[Problem to work on]: Search the listing for the string "page" and copy every line that contains it.

[Source material]:
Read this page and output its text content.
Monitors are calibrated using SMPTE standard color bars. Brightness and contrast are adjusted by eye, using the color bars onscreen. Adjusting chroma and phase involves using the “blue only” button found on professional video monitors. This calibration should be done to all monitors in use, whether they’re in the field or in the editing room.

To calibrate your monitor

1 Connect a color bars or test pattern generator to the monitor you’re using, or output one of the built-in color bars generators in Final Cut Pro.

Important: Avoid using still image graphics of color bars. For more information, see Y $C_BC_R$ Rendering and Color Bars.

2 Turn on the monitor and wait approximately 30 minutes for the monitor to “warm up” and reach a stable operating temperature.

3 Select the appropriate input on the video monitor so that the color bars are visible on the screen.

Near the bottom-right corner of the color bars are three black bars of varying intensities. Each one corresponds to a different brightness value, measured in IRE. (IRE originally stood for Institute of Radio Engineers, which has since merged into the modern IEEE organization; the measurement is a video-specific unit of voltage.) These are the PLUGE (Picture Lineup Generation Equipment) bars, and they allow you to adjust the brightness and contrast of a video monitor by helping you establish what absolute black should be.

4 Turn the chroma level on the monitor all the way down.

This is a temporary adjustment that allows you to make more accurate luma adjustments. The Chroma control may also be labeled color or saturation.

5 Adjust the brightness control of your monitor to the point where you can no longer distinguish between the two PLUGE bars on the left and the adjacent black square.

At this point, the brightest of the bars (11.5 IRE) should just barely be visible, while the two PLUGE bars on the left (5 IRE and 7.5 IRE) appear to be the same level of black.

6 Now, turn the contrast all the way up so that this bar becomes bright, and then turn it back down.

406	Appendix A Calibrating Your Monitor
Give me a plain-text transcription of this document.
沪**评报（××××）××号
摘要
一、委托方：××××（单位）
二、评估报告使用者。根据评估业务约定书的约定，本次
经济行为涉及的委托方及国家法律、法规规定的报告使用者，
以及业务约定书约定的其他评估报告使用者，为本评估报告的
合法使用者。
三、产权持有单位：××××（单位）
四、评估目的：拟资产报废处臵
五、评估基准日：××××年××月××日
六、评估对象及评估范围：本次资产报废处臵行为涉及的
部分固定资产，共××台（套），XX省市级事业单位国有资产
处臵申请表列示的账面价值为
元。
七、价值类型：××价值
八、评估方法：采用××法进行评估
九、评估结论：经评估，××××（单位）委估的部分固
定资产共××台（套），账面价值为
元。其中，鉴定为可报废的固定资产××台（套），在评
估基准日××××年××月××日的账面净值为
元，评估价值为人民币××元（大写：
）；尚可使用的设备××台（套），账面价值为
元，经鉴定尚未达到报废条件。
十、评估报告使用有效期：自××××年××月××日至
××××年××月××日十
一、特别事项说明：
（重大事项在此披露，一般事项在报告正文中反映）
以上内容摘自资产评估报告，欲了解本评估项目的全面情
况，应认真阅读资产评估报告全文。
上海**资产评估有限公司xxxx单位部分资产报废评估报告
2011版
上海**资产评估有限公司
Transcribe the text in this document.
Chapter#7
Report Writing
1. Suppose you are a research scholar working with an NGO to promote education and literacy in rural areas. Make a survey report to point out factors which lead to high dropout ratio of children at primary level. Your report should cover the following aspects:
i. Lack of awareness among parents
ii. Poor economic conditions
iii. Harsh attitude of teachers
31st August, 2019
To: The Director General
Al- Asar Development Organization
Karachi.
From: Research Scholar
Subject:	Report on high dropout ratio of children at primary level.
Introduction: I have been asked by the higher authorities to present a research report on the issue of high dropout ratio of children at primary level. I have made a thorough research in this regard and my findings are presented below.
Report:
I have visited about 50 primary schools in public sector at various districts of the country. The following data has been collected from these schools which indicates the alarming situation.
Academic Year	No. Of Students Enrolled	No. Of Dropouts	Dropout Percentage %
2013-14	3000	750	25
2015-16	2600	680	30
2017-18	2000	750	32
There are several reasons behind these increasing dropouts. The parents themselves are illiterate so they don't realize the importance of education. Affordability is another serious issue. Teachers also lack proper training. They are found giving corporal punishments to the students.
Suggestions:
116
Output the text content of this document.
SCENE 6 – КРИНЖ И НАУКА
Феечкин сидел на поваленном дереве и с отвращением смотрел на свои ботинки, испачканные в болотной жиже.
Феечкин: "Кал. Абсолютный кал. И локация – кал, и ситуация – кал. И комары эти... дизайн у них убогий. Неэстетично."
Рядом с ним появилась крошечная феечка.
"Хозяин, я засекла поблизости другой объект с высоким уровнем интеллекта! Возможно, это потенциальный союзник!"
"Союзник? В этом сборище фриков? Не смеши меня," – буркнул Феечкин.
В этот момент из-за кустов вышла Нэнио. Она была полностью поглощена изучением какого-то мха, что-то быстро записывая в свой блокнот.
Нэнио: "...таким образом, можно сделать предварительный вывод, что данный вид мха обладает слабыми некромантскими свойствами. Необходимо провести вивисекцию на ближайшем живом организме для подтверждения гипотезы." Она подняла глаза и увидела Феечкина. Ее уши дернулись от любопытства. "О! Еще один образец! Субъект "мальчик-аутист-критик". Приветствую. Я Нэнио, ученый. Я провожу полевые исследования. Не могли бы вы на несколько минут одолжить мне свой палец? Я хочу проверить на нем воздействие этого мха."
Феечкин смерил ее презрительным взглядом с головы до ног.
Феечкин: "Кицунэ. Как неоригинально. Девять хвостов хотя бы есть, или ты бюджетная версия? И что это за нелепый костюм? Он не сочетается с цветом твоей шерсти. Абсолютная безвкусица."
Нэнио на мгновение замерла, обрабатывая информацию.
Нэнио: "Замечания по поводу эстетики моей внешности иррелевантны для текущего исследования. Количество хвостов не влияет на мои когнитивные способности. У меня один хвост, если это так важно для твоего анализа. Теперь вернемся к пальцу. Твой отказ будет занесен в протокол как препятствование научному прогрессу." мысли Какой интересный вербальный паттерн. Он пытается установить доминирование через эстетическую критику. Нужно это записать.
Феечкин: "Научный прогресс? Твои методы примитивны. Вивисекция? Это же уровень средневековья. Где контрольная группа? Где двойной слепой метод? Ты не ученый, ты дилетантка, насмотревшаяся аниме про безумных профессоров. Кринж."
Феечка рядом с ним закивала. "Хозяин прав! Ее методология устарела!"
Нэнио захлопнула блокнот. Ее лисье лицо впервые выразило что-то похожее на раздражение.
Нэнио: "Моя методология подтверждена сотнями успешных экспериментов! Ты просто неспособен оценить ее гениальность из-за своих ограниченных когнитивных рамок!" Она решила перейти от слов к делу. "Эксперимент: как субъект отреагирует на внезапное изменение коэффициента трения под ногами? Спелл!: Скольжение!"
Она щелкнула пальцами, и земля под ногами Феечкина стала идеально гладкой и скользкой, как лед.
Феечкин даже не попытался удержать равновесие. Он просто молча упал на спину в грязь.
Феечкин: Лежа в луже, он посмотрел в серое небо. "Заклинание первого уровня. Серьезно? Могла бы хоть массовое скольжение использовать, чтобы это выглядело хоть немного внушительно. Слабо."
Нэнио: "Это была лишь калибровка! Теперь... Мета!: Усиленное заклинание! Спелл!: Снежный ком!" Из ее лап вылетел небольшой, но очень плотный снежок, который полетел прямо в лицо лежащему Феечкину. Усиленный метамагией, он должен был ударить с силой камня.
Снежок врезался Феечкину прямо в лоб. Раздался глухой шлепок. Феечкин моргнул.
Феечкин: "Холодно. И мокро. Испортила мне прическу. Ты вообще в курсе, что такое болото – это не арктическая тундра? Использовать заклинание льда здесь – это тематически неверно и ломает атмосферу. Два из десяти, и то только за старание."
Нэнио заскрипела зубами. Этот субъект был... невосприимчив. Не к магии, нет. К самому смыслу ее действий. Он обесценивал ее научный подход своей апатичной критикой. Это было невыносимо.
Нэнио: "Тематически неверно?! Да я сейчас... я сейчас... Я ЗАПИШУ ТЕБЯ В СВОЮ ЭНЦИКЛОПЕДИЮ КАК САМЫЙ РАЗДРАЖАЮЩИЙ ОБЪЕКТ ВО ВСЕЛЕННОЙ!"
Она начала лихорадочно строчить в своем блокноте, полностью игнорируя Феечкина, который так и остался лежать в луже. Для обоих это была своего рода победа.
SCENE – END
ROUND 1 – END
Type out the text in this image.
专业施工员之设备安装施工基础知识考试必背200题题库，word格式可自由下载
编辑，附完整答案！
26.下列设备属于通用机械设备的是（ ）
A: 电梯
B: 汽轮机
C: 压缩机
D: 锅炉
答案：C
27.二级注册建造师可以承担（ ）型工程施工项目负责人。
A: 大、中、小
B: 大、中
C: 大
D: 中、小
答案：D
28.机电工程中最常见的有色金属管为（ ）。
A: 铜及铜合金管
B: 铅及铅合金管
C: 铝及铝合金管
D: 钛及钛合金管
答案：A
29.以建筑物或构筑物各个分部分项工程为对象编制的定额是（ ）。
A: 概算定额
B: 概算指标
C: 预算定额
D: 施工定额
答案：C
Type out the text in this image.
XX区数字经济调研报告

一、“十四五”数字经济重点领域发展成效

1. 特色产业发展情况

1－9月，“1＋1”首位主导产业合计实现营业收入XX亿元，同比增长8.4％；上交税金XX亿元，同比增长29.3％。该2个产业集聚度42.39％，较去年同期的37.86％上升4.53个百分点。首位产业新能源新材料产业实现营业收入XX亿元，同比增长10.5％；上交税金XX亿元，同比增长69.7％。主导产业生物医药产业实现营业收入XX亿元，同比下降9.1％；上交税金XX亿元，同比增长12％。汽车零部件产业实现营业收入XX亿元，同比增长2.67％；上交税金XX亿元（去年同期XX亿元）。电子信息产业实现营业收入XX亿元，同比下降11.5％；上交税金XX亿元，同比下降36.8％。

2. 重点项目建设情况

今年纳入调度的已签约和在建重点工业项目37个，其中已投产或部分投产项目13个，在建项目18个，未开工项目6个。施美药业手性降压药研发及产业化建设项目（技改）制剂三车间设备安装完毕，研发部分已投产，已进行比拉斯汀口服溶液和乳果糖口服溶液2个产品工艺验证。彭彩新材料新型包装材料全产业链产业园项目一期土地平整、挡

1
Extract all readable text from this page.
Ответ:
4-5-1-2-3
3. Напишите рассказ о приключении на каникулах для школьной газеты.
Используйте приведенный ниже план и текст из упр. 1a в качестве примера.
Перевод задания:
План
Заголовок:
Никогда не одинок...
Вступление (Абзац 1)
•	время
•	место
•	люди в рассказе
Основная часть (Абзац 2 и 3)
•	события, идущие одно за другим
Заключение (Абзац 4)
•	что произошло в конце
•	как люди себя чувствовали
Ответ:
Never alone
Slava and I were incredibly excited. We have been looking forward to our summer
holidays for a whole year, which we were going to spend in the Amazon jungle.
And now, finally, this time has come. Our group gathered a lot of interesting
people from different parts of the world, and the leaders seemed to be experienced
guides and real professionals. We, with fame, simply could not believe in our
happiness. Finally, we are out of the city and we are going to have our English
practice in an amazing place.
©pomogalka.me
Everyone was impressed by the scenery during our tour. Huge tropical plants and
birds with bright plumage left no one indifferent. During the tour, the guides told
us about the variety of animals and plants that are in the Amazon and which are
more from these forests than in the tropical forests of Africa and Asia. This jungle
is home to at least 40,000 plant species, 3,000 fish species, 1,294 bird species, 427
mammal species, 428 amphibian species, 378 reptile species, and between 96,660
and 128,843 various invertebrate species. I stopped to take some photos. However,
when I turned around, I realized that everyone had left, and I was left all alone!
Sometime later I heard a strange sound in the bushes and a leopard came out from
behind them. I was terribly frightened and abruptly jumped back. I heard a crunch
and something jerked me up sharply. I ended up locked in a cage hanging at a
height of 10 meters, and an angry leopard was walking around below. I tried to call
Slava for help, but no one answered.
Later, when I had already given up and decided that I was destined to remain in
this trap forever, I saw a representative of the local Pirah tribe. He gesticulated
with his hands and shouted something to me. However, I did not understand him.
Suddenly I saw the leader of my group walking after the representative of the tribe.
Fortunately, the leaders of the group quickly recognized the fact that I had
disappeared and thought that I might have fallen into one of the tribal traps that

[Reply to the task]:
Read this page and output its text content.
Extract all readable text from this page.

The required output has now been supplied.